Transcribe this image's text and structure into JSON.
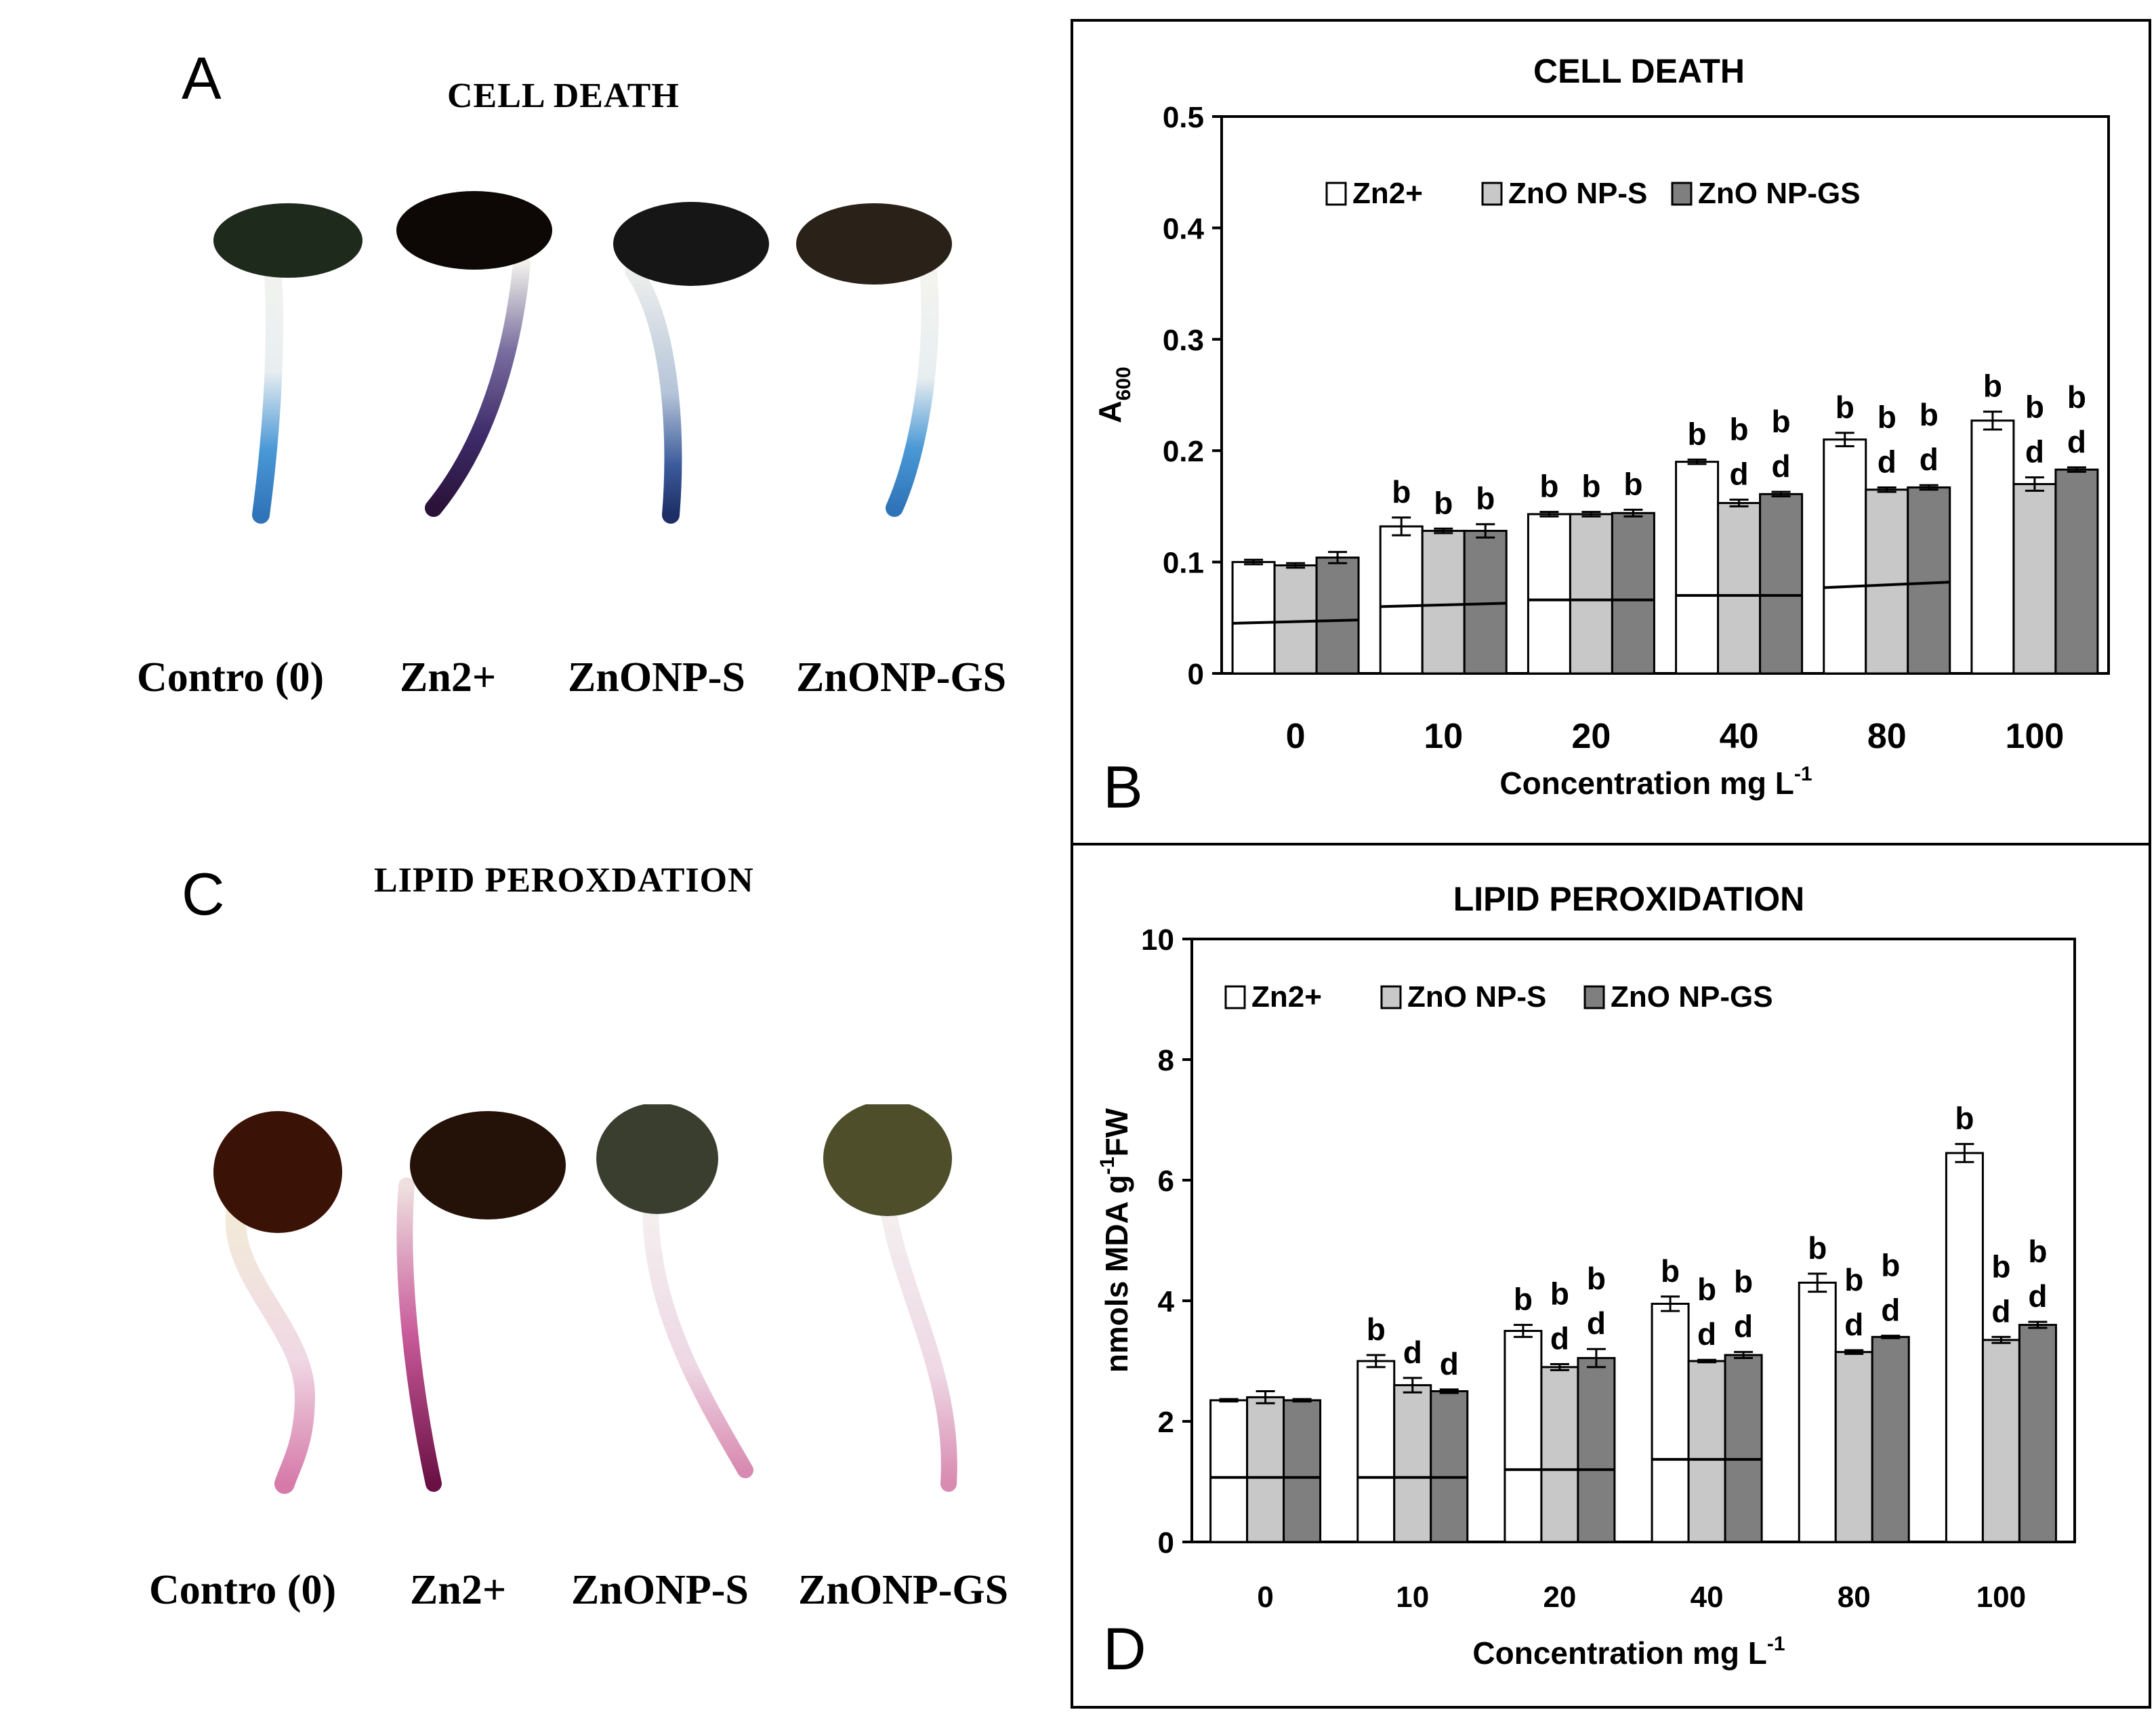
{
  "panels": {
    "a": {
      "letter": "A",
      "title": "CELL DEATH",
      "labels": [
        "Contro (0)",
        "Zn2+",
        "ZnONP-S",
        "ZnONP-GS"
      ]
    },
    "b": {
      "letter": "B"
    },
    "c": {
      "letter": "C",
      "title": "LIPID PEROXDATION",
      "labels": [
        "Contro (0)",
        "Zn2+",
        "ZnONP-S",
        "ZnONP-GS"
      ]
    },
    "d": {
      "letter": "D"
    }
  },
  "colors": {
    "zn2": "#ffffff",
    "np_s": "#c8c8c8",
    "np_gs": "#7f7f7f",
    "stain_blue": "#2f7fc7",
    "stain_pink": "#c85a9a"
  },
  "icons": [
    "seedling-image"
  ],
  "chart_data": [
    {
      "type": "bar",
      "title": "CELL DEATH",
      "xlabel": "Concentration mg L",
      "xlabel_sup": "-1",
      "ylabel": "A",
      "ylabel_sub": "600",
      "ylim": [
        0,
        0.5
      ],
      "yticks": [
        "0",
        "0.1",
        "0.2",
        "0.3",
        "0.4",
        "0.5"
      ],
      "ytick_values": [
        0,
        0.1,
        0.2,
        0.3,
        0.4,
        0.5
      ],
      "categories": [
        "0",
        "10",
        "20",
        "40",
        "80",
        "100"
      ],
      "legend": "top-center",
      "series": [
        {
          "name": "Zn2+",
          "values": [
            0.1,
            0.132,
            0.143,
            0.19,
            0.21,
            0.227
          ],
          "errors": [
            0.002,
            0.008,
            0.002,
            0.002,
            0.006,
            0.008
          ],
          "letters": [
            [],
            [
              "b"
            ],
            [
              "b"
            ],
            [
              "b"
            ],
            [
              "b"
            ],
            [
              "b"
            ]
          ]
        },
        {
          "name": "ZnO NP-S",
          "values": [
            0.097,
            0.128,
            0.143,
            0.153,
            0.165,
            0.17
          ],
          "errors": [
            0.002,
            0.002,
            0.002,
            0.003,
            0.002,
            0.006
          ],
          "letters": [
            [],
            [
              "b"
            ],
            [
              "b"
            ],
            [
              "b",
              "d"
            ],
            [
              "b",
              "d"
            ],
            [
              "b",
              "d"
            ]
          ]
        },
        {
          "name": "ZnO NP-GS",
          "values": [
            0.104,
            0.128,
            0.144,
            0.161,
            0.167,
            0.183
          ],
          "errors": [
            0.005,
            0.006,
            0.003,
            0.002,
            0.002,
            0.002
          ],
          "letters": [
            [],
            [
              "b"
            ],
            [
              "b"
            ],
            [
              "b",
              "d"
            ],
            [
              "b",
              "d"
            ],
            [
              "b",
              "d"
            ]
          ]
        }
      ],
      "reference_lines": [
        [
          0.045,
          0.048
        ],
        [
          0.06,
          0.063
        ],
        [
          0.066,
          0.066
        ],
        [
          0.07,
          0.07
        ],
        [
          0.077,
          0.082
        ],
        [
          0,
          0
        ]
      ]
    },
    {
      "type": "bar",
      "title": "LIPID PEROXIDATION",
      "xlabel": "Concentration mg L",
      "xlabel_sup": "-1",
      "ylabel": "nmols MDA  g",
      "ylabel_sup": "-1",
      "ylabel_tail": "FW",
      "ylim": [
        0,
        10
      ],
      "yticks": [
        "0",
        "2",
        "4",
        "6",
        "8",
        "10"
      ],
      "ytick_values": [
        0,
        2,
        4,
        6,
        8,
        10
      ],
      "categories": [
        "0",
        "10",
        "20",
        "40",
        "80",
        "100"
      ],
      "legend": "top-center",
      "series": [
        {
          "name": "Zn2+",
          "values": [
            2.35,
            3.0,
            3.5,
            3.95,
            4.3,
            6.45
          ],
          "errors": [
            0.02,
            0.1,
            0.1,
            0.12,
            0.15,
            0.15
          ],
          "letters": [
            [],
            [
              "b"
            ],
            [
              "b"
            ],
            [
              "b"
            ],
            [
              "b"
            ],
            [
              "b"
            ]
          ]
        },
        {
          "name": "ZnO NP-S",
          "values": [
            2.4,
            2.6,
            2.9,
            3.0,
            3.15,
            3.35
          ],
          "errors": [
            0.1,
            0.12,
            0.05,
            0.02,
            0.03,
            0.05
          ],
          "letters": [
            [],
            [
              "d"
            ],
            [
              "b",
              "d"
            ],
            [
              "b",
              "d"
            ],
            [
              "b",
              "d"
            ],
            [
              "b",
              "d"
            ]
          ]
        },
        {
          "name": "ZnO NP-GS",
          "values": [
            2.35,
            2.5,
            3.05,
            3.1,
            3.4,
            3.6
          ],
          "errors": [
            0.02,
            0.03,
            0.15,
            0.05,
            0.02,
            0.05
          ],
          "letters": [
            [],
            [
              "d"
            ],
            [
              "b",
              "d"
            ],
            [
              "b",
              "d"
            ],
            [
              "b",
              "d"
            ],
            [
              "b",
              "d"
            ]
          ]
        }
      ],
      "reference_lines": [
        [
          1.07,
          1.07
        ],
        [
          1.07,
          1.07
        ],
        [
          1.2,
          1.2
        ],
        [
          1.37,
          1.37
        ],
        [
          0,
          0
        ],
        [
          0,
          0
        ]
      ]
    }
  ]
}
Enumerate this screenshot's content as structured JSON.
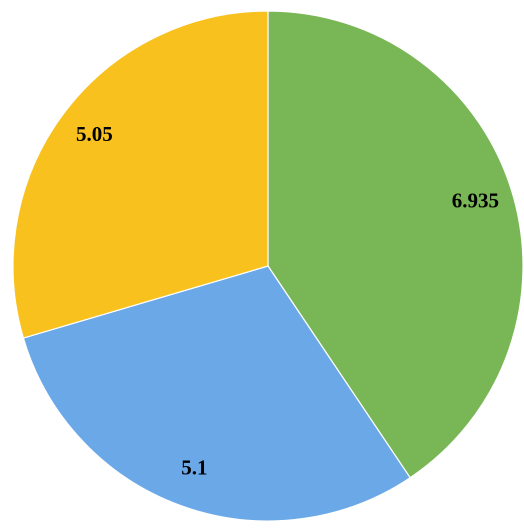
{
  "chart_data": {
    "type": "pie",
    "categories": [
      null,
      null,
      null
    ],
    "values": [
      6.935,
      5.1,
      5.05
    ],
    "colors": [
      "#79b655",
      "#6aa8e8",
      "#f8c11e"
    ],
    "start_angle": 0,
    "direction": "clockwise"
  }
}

> **WHAT THIS TASK INVOLVES**
Every entry above should be duplicated exactly. Do not include the images.

> **FULL OUTPUT**
Transcribe this image's text and structure into JSON.
{
  "panels": {
    "a": {
      "letter": "A",
      "title": "CELL DEATH",
      "labels": [
        "Contro (0)",
        "Zn2+",
        "ZnONP-S",
        "ZnONP-GS"
      ]
    },
    "b": {
      "letter": "B"
    },
    "c": {
      "letter": "C",
      "title": "LIPID PEROXDATION",
      "labels": [
        "Contro (0)",
        "Zn2+",
        "ZnONP-S",
        "ZnONP-GS"
      ]
    },
    "d": {
      "letter": "D"
    }
  },
  "colors": {
    "zn2": "#ffffff",
    "np_s": "#c8c8c8",
    "np_gs": "#7f7f7f",
    "stain_blue": "#2f7fc7",
    "stain_pink": "#c85a9a"
  },
  "icons": [
    "seedling-image"
  ],
  "chart_data": [
    {
      "type": "bar",
      "title": "CELL DEATH",
      "xlabel": "Concentration mg L",
      "xlabel_sup": "-1",
      "ylabel": "A",
      "ylabel_sub": "600",
      "ylim": [
        0,
        0.5
      ],
      "yticks": [
        "0",
        "0.1",
        "0.2",
        "0.3",
        "0.4",
        "0.5"
      ],
      "ytick_values": [
        0,
        0.1,
        0.2,
        0.3,
        0.4,
        0.5
      ],
      "categories": [
        "0",
        "10",
        "20",
        "40",
        "80",
        "100"
      ],
      "legend": "top-center",
      "series": [
        {
          "name": "Zn2+",
          "values": [
            0.1,
            0.132,
            0.143,
            0.19,
            0.21,
            0.227
          ],
          "errors": [
            0.002,
            0.008,
            0.002,
            0.002,
            0.006,
            0.008
          ],
          "letters": [
            [],
            [
              "b"
            ],
            [
              "b"
            ],
            [
              "b"
            ],
            [
              "b"
            ],
            [
              "b"
            ]
          ]
        },
        {
          "name": "ZnO NP-S",
          "values": [
            0.097,
            0.128,
            0.143,
            0.153,
            0.165,
            0.17
          ],
          "errors": [
            0.002,
            0.002,
            0.002,
            0.003,
            0.002,
            0.006
          ],
          "letters": [
            [],
            [
              "b"
            ],
            [
              "b"
            ],
            [
              "b",
              "d"
            ],
            [
              "b",
              "d"
            ],
            [
              "b",
              "d"
            ]
          ]
        },
        {
          "name": "ZnO NP-GS",
          "values": [
            0.104,
            0.128,
            0.144,
            0.161,
            0.167,
            0.183
          ],
          "errors": [
            0.005,
            0.006,
            0.003,
            0.002,
            0.002,
            0.002
          ],
          "letters": [
            [],
            [
              "b"
            ],
            [
              "b"
            ],
            [
              "b",
              "d"
            ],
            [
              "b",
              "d"
            ],
            [
              "b",
              "d"
            ]
          ]
        }
      ],
      "reference_lines": [
        [
          0.045,
          0.048
        ],
        [
          0.06,
          0.063
        ],
        [
          0.066,
          0.066
        ],
        [
          0.07,
          0.07
        ],
        [
          0.077,
          0.082
        ],
        [
          0,
          0
        ]
      ]
    },
    {
      "type": "bar",
      "title": "LIPID PEROXIDATION",
      "xlabel": "Concentration mg L",
      "xlabel_sup": "-1",
      "ylabel": "nmols MDA  g",
      "ylabel_sup": "-1",
      "ylabel_tail": "FW",
      "ylim": [
        0,
        10
      ],
      "yticks": [
        "0",
        "2",
        "4",
        "6",
        "8",
        "10"
      ],
      "ytick_values": [
        0,
        2,
        4,
        6,
        8,
        10
      ],
      "categories": [
        "0",
        "10",
        "20",
        "40",
        "80",
        "100"
      ],
      "legend": "top-center",
      "series": [
        {
          "name": "Zn2+",
          "values": [
            2.35,
            3.0,
            3.5,
            3.95,
            4.3,
            6.45
          ],
          "errors": [
            0.02,
            0.1,
            0.1,
            0.12,
            0.15,
            0.15
          ],
          "letters": [
            [],
            [
              "b"
            ],
            [
              "b"
            ],
            [
              "b"
            ],
            [
              "b"
            ],
            [
              "b"
            ]
          ]
        },
        {
          "name": "ZnO NP-S",
          "values": [
            2.4,
            2.6,
            2.9,
            3.0,
            3.15,
            3.35
          ],
          "errors": [
            0.1,
            0.12,
            0.05,
            0.02,
            0.03,
            0.05
          ],
          "letters": [
            [],
            [
              "d"
            ],
            [
              "b",
              "d"
            ],
            [
              "b",
              "d"
            ],
            [
              "b",
              "d"
            ],
            [
              "b",
              "d"
            ]
          ]
        },
        {
          "name": "ZnO NP-GS",
          "values": [
            2.35,
            2.5,
            3.05,
            3.1,
            3.4,
            3.6
          ],
          "errors": [
            0.02,
            0.03,
            0.15,
            0.05,
            0.02,
            0.05
          ],
          "letters": [
            [],
            [
              "d"
            ],
            [
              "b",
              "d"
            ],
            [
              "b",
              "d"
            ],
            [
              "b",
              "d"
            ],
            [
              "b",
              "d"
            ]
          ]
        }
      ],
      "reference_lines": [
        [
          1.07,
          1.07
        ],
        [
          1.07,
          1.07
        ],
        [
          1.2,
          1.2
        ],
        [
          1.37,
          1.37
        ],
        [
          0,
          0
        ],
        [
          0,
          0
        ]
      ]
    }
  ]
}
Enumerate this screenshot's content as structured JSON.
{
  "chart_data": {
    "type": "pie",
    "categories": [
      null,
      null,
      null
    ],
    "values": [
      6.935,
      5.1,
      5.05
    ],
    "colors": [
      "#79b655",
      "#6aa8e8",
      "#f8c11e"
    ],
    "start_angle": 0,
    "direction": "clockwise"
  }
}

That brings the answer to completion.